Task brief: Return all lines below containing the word "Total".

Material supplied:

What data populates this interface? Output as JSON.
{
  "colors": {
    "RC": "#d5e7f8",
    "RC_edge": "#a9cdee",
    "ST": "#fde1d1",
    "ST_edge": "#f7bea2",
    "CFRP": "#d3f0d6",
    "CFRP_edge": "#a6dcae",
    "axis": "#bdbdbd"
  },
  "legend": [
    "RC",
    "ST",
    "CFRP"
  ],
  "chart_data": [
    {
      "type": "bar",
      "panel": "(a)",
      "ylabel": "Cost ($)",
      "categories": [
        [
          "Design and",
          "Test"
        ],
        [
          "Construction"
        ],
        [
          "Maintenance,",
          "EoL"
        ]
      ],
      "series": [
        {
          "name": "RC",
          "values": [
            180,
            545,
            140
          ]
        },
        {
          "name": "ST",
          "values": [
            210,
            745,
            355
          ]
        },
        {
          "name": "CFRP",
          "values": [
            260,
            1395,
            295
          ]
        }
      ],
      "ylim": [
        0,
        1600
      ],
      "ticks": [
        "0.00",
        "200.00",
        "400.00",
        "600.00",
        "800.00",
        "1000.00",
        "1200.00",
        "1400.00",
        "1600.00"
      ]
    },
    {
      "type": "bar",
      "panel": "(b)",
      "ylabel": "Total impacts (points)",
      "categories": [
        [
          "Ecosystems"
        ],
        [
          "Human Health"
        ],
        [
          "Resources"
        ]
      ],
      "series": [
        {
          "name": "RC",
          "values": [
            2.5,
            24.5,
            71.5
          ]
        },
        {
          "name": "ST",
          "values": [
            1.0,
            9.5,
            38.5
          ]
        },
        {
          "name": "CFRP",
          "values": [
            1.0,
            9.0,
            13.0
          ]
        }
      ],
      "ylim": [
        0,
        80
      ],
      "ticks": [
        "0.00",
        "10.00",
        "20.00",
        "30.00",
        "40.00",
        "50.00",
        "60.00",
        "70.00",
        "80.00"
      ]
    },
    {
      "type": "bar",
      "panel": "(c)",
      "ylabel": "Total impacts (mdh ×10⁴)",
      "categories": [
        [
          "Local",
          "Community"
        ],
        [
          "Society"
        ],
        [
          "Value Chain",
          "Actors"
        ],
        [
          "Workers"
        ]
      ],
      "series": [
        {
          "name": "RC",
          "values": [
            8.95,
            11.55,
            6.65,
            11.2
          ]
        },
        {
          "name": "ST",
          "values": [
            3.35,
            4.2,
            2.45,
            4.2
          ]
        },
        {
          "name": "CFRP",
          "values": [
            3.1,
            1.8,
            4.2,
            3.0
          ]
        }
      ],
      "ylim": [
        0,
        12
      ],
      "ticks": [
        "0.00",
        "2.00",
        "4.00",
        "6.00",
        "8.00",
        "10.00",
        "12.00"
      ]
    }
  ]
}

Complete output:
      "ylabel": "Total impacts (points)",
      "ylabel": "Total impacts (mdh ×10⁴)",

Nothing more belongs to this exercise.